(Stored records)
========================================================================
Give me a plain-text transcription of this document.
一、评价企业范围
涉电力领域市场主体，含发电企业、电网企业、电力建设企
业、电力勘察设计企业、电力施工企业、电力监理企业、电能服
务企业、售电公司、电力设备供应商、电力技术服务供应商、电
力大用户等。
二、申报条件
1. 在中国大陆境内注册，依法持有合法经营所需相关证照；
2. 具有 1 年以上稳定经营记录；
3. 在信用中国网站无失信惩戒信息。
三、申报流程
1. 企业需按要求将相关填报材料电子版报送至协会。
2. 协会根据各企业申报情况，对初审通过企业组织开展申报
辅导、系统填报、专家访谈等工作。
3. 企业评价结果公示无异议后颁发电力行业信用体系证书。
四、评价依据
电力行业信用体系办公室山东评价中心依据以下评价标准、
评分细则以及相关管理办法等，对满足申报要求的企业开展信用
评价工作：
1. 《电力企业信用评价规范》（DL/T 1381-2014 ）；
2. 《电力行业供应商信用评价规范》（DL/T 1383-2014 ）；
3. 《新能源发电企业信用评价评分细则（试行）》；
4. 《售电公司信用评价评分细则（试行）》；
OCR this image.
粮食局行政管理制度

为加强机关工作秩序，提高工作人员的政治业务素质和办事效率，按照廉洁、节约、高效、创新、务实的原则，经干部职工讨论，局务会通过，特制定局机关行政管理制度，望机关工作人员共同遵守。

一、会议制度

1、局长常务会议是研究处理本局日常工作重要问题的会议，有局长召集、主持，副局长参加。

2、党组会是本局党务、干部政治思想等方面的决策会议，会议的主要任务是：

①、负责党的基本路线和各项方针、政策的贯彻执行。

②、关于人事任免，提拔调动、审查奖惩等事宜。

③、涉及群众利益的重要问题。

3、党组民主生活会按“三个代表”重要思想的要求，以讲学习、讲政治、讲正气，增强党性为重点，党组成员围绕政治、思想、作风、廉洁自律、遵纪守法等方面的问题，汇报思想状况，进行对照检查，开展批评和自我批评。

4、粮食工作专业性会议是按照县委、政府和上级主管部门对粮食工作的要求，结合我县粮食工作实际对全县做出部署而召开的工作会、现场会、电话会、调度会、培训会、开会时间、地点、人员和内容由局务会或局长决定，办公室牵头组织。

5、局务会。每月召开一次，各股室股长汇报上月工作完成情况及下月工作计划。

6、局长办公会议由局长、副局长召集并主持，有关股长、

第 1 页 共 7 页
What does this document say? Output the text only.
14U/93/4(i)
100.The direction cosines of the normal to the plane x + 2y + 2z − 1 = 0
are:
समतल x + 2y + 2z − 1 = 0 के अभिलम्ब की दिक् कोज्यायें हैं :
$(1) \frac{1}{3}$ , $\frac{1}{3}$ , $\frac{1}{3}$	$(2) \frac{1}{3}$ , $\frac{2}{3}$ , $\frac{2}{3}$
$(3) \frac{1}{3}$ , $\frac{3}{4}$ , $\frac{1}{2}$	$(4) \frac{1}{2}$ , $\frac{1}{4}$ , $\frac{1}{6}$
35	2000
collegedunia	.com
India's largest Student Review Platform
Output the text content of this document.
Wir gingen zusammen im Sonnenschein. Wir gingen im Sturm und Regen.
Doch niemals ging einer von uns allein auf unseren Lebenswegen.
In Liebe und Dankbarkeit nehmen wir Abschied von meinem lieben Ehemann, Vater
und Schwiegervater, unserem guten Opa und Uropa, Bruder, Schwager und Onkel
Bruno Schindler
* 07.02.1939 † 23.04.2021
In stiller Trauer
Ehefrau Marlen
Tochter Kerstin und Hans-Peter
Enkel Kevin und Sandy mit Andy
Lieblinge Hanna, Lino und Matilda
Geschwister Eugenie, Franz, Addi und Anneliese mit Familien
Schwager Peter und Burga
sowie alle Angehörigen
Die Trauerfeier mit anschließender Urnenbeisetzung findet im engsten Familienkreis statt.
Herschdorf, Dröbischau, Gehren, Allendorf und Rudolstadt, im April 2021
========================================================================
EXERCISE DIRECTIONS:
Your task is to output exactly the lines running from the one with "OCR this image." through the final line of the material above, with both ends included.

WORKED SOLUTION:
OCR this image.
粮食局行政管理制度

为加强机关工作秩序，提高工作人员的政治业务素质和办事效率，按照廉洁、节约、高效、创新、务实的原则，经干部职工讨论，局务会通过，特制定局机关行政管理制度，望机关工作人员共同遵守。

一、会议制度

1、局长常务会议是研究处理本局日常工作重要问题的会议，有局长召集、主持，副局长参加。

2、党组会是本局党务、干部政治思想等方面的决策会议，会议的主要任务是：

①、负责党的基本路线和各项方针、政策的贯彻执行。

②、关于人事任免，提拔调动、审查奖惩等事宜。

③、涉及群众利益的重要问题。

3、党组民主生活会按“三个代表”重要思想的要求，以讲学习、讲政治、讲正气，增强党性为重点，党组成员围绕政治、思想、作风、廉洁自律、遵纪守法等方面的问题，汇报思想状况，进行对照检查，开展批评和自我批评。

4、粮食工作专业性会议是按照县委、政府和上级主管部门对粮食工作的要求，结合我县粮食工作实际对全县做出部署而召开的工作会、现场会、电话会、调度会、培训会、开会时间、地点、人员和内容由局务会或局长决定，办公室牵头组织。

5、局务会。每月召开一次，各股室股长汇报上月工作完成情况及下月工作计划。

6、局长办公会议由局长、副局长召集并主持，有关股长、

第 1 页 共 7 页
What does this document say? Output the text only.
14U/93/4(i)
100.The direction cosines of the normal to the plane x + 2y + 2z − 1 = 0
are:
समतल x + 2y + 2z − 1 = 0 के अभिलम्ब की दिक् कोज्यायें हैं :
$(1) \frac{1}{3}$ , $\frac{1}{3}$ , $\frac{1}{3}$	$(2) \frac{1}{3}$ , $\frac{2}{3}$ , $\frac{2}{3}$
$(3) \frac{1}{3}$ , $\frac{3}{4}$ , $\frac{1}{2}$	$(4) \frac{1}{2}$ , $\frac{1}{4}$ , $\frac{1}{6}$
35	2000
collegedunia	.com
India's largest Student Review Platform
Output the text content of this document.
Wir gingen zusammen im Sonnenschein. Wir gingen im Sturm und Regen.
Doch niemals ging einer von uns allein auf unseren Lebenswegen.
In Liebe und Dankbarkeit nehmen wir Abschied von meinem lieben Ehemann, Vater
und Schwiegervater, unserem guten Opa und Uropa, Bruder, Schwager und Onkel
Bruno Schindler
* 07.02.1939 † 23.04.2021
In stiller Trauer
Ehefrau Marlen
Tochter Kerstin und Hans-Peter
Enkel Kevin und Sandy mit Andy
Lieblinge Hanna, Lino und Matilda
Geschwister Eugenie, Franz, Addi und Anneliese mit Familien
Schwager Peter und Burga
sowie alle Angehörigen
Die Trauerfeier mit anschließender Urnenbeisetzung findet im engsten Familienkreis statt.
Herschdorf, Dröbischau, Gehren, Allendorf und Rudolstadt, im April 2021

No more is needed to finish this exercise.